* START *
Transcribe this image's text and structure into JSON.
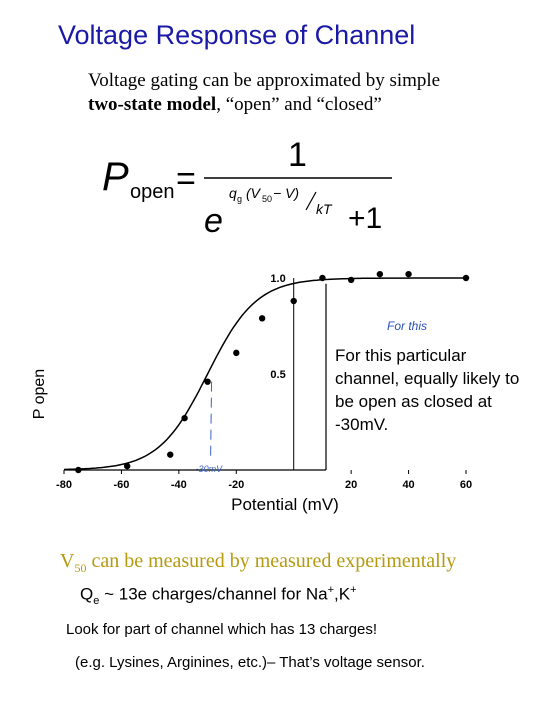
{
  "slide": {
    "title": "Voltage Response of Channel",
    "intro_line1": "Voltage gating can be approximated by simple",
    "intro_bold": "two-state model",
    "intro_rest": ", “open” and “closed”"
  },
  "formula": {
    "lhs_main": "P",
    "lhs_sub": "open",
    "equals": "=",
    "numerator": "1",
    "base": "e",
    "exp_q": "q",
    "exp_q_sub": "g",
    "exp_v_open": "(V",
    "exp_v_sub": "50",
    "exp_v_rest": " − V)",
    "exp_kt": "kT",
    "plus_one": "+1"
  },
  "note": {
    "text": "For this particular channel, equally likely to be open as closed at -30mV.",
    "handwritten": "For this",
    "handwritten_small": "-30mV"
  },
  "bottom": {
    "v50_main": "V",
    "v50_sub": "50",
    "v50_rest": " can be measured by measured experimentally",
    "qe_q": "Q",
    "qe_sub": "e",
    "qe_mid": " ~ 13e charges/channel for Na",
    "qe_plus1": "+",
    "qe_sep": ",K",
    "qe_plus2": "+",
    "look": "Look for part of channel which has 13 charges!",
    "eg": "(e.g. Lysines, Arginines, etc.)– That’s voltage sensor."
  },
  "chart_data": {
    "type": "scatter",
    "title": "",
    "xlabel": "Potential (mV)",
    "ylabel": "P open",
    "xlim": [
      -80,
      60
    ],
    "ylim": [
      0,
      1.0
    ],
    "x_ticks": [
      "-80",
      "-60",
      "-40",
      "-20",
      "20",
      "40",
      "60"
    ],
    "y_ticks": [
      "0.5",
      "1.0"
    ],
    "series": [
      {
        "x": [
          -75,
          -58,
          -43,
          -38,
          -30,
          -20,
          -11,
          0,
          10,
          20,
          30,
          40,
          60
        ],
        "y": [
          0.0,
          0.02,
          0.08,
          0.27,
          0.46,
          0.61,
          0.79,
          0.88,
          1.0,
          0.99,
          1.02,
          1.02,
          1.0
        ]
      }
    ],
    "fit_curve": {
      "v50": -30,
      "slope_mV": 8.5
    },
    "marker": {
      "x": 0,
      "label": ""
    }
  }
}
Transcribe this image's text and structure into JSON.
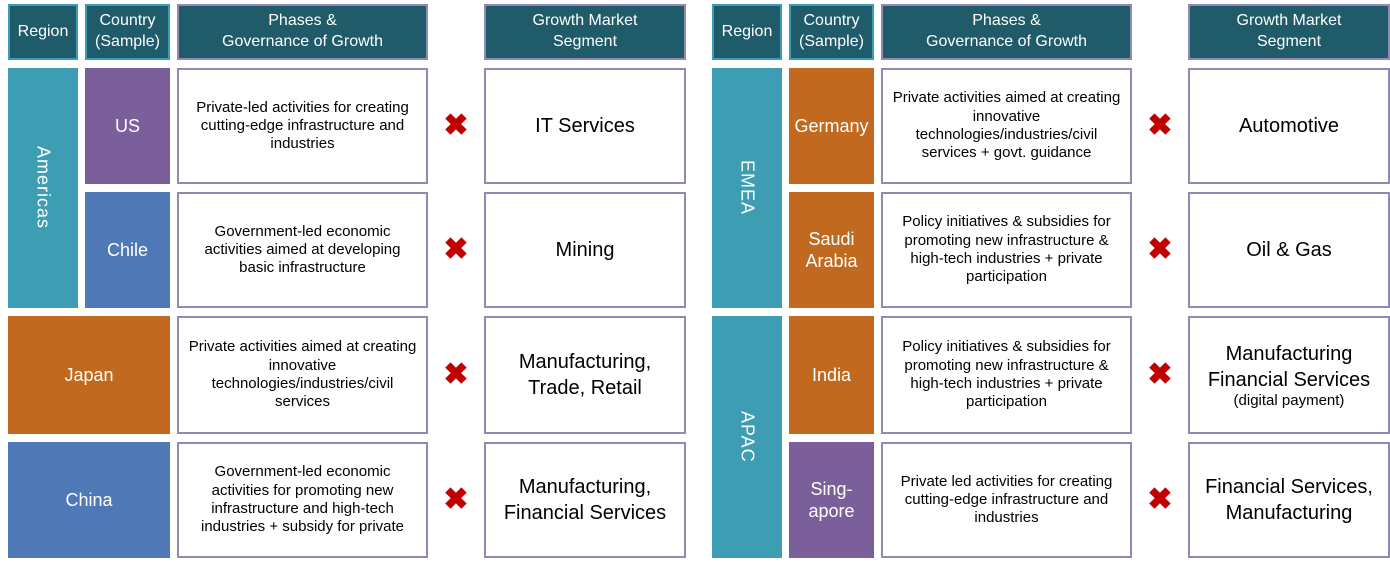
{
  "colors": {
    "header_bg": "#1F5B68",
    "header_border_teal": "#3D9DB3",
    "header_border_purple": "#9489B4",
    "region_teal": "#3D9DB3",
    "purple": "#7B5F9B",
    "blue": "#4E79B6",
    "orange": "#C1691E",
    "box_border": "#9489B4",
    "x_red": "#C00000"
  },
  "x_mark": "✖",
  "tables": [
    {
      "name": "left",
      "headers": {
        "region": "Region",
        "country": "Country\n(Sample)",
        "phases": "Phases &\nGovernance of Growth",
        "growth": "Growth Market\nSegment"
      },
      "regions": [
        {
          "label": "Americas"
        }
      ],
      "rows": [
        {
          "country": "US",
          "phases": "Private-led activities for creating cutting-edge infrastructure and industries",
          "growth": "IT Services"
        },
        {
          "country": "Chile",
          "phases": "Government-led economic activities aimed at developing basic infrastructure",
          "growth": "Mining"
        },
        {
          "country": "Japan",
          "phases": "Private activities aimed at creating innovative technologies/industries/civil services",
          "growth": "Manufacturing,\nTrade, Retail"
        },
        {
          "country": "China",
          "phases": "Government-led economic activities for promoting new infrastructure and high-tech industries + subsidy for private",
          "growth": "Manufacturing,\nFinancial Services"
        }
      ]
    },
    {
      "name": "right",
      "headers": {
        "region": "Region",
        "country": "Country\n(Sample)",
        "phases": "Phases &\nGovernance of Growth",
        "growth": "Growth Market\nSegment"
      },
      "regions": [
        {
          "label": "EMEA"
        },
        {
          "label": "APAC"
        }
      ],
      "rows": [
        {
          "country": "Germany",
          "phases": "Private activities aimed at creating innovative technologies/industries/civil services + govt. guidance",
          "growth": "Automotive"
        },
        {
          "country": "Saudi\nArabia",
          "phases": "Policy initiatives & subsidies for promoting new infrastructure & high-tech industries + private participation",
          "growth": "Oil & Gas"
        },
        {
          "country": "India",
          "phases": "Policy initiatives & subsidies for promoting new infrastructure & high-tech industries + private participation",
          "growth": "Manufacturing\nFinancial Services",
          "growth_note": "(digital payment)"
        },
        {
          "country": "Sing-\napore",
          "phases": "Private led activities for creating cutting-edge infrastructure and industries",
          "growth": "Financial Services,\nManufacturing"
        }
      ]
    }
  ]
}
* END *
* START *
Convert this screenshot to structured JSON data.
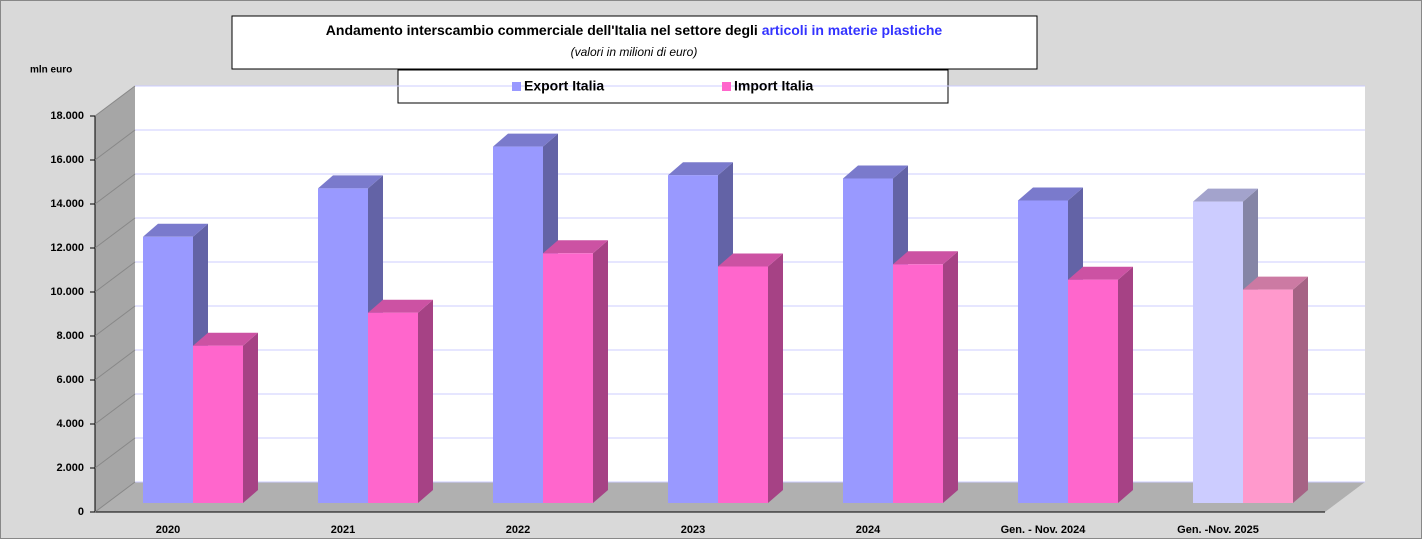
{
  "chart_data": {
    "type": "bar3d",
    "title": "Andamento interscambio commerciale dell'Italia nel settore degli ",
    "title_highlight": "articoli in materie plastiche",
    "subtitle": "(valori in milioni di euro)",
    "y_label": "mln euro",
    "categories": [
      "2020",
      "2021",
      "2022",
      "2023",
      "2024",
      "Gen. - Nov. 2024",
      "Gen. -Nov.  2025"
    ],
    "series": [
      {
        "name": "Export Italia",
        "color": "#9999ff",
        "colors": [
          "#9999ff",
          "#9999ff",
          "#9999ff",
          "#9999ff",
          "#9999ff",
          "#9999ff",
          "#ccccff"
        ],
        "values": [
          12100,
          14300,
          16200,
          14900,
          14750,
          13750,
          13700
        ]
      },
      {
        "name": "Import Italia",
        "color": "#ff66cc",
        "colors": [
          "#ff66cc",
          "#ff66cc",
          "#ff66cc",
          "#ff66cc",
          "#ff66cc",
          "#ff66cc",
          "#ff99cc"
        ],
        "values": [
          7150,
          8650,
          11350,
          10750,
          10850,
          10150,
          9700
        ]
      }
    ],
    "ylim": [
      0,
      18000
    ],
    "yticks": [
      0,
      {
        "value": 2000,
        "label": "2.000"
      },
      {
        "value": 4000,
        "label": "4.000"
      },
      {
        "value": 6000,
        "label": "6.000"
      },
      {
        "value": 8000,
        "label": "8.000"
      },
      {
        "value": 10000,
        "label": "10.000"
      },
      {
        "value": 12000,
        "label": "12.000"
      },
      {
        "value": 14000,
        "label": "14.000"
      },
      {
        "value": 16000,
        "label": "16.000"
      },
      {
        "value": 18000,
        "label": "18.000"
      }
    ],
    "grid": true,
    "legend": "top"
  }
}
* END *
Where a line of the material above holds the string "cutting", copy that line.

OUTPUT FOR THIS TASK
          "phases": "Private-led activities for creating cutting-edge infrastructure and industries",
          "phases": "Private led activities for creating cutting-edge infrastructure and industries",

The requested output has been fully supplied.